* Begin ENTRIES SUPPLIED *

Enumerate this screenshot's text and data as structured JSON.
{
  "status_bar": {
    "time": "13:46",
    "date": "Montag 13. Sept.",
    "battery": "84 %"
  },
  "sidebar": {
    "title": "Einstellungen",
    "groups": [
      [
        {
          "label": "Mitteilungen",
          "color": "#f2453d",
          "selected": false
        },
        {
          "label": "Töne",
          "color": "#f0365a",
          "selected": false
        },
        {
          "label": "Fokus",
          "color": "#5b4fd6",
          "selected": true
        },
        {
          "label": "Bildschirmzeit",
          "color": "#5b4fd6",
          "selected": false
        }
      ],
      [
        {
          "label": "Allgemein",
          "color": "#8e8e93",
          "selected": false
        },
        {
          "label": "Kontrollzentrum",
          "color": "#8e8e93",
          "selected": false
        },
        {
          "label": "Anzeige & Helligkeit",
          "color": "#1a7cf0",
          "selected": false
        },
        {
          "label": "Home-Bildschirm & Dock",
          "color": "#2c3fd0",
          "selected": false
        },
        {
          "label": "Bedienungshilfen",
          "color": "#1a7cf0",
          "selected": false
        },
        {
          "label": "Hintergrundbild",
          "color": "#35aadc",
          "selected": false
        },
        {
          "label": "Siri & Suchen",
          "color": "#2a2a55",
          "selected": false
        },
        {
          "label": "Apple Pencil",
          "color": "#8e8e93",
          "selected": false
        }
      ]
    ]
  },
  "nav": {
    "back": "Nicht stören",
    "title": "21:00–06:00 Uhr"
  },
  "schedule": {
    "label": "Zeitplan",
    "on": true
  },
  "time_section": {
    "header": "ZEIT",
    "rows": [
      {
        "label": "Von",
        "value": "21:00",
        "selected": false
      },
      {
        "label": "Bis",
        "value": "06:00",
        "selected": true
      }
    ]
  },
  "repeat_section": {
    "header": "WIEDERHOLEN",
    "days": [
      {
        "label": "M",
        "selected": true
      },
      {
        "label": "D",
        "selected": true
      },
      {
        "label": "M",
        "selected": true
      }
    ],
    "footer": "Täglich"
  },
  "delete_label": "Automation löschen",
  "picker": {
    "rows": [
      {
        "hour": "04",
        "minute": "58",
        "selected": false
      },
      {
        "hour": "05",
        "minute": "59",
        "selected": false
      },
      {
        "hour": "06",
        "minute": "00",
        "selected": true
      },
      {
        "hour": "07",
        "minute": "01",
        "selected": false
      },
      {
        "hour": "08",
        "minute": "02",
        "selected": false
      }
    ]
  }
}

* End ENTRIES SUPPLIED *

REQUEST → From the data above, copy out every line with the string "minute" in it.

SOLUTION TO THIS TASK →
        "minute": "58",
        "minute": "59",
        "minute": "00",
        "minute": "01",
        "minute": "02",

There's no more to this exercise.